→ Actions to take:
1) Answer these questions from the sweat sensor article.
(a) For how many minutes did earlier sweat sensors require patients to sit still?
(b) What condition may high chloride ion levels indicate?
(c) What position does Sam Emaminejad now hold?
2) Please repeat the part of the sweat sensor article starting at "It detects the" and ending at "and other factors.".

→ Text segment:
+ + +

Sweat Sensor Can Help Diagnose and Treat Disease; New Researches
Friday 21 April 2017

Sweat Sensor Can Help Diagnose and Treat  Disease; New Researches

The latest researches reveals, an ultra-sensitive, wearable sweat sensor may improve diagnosis and treatment of cystic fibrosis, diabetes and other conditions. This wearable device has been designed in collaboration with researchers at the University of California.

The new device contains flexible sensors and microprocessors that stick to the skin and stimulate sweat glands. Unlike previous sweat sensors, the new model requires only a trace of moisture to do its job and doesn't require patients to sit still for 30 minutes while it collects sweat.

"This is a huge step forward," said co-author Carlos Milla, associate professor of pediatrics at Stanford University.

It detects the presence of different molecules and ions - for instance, sweat that contains more chloride generates a higher electrical voltage at the sensor's surface. High chloride ion levels may indicate cystic fibrosis, while high blood glucose levels are a sign of diabetes.

The sensor electronically transmits the results for analysis and diagnostics, according to the report in the Proceedings of the National Academy of Sciences. More research is needed to see if the wearable sweat sensor would work consistently from one day to the next, since the contents of a person's sweat can change frequently based on diet and other factors.

Researchers hope the sensor might one day aid drug development and drug personalization for cystic fibrosis, a genetic disease that causes mucus to build up in the lungs and pancreas, and which is notoriously hard to treat.

"CF drugs work on only a fraction of patients," said Sam Emaminejad, who is now an assistant professor of electrical engineering at University of California, Los Angeles (UCLA).

+ + +

→ Data to examine:
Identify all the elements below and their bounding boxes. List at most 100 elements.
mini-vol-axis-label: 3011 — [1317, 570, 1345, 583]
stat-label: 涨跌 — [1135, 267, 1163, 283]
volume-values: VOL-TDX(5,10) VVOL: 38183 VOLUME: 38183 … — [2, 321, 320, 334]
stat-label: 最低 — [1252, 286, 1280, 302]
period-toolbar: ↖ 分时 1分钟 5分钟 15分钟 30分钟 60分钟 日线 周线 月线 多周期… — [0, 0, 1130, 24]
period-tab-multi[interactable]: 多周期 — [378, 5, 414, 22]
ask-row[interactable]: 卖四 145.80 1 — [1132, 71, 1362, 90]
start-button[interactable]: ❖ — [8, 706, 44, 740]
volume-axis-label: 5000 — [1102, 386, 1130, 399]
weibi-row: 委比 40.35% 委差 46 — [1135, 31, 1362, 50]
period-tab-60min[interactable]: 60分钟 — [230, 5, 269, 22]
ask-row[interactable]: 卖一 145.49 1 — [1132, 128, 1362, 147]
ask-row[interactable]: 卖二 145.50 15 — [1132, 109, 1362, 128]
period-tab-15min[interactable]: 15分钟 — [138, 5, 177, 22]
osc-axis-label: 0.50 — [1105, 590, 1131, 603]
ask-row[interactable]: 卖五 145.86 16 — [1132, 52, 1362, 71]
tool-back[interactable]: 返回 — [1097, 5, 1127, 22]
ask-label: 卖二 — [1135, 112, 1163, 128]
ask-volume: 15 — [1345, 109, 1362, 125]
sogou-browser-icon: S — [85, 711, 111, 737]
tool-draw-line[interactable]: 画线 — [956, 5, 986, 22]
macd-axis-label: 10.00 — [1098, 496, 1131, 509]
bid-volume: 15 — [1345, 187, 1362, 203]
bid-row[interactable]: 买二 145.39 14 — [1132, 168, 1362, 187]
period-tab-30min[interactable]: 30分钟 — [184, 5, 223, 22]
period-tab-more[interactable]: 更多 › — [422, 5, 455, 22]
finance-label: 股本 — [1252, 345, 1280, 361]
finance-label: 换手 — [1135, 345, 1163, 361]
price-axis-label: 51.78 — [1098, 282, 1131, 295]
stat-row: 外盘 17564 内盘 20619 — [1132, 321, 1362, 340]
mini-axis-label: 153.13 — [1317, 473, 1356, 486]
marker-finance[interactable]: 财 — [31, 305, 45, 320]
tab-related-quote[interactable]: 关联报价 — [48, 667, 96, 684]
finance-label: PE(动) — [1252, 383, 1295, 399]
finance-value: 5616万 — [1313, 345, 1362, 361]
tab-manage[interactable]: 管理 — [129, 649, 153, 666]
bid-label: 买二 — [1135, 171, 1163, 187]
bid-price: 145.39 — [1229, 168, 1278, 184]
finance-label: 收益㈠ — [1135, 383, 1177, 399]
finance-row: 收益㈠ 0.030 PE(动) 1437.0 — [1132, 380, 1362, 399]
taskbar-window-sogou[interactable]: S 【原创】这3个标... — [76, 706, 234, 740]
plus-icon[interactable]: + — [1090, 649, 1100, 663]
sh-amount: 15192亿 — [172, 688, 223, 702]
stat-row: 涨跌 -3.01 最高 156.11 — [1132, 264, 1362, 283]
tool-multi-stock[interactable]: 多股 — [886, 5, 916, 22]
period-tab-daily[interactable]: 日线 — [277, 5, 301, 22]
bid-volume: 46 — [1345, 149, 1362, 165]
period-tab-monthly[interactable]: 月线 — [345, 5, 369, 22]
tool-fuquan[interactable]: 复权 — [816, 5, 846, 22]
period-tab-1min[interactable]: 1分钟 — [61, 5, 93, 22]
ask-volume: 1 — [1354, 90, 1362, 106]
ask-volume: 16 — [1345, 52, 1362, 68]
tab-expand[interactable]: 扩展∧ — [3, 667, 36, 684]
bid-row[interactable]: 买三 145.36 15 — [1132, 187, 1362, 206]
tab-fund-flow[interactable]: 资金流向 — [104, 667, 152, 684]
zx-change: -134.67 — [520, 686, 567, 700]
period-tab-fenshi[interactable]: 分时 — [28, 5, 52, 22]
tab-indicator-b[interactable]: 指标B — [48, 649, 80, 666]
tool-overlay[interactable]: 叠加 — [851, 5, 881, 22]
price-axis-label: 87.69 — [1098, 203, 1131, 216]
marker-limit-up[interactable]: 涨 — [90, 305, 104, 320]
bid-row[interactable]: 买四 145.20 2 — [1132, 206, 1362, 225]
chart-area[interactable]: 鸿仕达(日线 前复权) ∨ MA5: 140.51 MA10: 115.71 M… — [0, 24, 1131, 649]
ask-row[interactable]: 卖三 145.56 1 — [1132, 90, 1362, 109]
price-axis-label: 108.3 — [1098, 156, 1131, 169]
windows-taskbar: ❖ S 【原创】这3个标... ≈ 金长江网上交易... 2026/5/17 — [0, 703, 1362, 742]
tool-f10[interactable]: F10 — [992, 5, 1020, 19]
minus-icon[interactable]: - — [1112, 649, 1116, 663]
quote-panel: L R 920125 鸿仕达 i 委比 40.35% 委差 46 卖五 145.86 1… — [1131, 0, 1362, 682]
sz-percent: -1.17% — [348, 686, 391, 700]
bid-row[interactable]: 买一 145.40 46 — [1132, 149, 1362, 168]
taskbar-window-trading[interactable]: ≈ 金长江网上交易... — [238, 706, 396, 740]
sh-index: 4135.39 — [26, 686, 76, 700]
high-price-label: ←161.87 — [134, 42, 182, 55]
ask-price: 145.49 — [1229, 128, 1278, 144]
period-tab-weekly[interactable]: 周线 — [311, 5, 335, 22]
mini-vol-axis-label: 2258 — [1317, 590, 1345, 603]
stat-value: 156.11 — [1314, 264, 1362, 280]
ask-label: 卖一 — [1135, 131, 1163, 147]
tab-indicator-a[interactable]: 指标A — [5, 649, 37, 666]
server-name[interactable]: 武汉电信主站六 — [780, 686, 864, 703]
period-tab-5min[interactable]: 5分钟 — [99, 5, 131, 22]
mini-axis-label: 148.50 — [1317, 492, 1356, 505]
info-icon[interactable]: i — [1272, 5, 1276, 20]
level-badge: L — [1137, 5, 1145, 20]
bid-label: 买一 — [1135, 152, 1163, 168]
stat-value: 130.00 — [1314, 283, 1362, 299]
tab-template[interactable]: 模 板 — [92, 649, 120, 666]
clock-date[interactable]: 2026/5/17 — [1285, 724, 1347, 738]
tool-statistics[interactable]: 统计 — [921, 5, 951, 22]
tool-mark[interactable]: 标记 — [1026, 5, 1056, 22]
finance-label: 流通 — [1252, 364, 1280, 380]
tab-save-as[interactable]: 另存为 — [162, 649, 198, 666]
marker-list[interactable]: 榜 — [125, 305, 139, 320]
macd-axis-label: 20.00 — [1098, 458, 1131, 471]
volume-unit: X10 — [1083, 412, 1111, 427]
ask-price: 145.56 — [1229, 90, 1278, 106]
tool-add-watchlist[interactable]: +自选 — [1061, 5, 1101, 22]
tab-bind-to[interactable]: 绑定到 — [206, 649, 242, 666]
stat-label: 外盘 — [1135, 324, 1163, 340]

+ + +

→ Written answers:
1)
(a) 30 minutes
(b) Cystic fibrosis
(c) Assistant professor of electrical engineering at University of California, Los Angeles (UCLA)

2)
It detects the presence of different molecules and ions - for instance, sweat that contains more chloride generates a higher electrical voltage at the sensor's surface. High chloride ion levels may indicate cystic fibrosis, while high blood glucose levels are a sign of diabetes.

The sensor electronically transmits the results for analysis and diagnostics, according to the report in the Proceedings of the National Academy of Sciences. More research is needed to see if the wearable sweat sensor would work consistently from one day to the next, since the contents of a person's sweat can change frequently based on diet and other factors.